Stored entries:
★ ★ ★ ★
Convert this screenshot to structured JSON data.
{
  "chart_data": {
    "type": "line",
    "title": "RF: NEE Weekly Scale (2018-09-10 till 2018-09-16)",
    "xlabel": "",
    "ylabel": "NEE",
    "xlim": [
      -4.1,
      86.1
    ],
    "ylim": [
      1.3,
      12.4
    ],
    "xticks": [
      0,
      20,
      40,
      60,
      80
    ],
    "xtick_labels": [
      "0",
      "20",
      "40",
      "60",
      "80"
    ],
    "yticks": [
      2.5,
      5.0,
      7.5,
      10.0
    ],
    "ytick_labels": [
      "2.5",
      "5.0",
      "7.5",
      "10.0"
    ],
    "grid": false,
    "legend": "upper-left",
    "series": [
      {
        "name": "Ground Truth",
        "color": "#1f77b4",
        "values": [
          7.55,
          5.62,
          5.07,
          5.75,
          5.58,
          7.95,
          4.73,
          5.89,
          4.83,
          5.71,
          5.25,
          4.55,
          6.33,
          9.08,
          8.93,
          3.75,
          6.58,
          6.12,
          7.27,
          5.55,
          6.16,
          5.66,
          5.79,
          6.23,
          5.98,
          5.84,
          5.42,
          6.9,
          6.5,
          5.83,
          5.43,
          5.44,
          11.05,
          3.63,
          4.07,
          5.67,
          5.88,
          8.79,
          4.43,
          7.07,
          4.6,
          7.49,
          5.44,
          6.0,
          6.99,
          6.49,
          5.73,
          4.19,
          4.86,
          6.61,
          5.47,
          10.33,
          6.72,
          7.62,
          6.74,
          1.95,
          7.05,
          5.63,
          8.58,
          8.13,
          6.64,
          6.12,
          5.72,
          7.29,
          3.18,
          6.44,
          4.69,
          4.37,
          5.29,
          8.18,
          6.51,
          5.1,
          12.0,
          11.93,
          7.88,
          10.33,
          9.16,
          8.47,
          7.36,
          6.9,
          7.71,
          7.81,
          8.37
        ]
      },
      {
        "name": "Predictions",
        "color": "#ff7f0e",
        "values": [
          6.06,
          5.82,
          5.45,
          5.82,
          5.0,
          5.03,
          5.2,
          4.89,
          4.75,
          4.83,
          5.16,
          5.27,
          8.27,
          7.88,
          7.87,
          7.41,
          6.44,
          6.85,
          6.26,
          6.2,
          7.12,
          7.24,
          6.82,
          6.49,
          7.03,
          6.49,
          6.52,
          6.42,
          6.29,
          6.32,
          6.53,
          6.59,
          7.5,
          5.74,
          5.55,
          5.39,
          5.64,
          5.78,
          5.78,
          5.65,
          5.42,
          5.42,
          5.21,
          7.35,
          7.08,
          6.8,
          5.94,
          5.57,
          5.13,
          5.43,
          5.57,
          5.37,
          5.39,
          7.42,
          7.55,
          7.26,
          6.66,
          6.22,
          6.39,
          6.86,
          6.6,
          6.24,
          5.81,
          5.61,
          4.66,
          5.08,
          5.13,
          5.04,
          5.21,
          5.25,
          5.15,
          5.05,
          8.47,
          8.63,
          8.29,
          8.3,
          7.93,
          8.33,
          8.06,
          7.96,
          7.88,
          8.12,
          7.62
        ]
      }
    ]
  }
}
★ ★ ★ ★
● Description of the task: Which lines contain "name"? Show each of them.

● Answer to the task:
        "name": "Ground Truth",
        "name": "Predictions",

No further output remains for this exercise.